### INSTRUCTIONS TO FOLLOW
Go through the data below line by line and count those containing the word "color". Reply with the count only.
··· RECORDS SUPPLIED ···
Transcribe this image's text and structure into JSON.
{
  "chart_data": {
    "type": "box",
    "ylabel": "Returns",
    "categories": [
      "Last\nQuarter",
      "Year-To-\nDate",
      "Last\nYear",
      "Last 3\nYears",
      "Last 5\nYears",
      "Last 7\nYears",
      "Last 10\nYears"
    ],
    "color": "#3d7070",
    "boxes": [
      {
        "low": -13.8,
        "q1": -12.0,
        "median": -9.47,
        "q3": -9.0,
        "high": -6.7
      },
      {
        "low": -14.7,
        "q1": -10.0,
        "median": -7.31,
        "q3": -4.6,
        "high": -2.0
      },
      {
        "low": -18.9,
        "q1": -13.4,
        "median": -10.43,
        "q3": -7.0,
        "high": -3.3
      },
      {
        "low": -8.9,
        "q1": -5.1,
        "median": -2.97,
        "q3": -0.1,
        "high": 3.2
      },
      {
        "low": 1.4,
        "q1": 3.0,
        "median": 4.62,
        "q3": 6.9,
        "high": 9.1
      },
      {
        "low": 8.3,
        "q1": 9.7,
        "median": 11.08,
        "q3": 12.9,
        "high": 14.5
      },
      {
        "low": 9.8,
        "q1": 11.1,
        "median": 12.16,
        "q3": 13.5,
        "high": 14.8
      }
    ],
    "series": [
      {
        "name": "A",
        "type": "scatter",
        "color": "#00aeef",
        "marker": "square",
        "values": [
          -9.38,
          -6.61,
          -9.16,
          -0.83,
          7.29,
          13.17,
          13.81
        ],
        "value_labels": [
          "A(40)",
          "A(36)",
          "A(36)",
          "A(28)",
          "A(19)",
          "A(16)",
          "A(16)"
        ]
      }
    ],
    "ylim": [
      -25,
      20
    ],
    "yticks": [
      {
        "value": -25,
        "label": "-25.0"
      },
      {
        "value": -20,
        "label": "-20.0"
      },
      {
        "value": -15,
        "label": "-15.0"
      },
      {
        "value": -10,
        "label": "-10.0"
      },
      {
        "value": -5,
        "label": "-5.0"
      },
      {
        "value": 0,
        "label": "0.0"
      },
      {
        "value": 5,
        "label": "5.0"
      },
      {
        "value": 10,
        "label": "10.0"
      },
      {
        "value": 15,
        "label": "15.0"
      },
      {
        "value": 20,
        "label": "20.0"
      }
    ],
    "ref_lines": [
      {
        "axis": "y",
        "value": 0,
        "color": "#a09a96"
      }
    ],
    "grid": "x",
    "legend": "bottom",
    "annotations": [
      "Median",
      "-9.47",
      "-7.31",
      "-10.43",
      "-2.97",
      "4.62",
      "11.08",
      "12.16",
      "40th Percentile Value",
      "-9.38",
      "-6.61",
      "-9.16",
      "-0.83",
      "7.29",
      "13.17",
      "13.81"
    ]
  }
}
···
### EXERCISE SOLUTION
3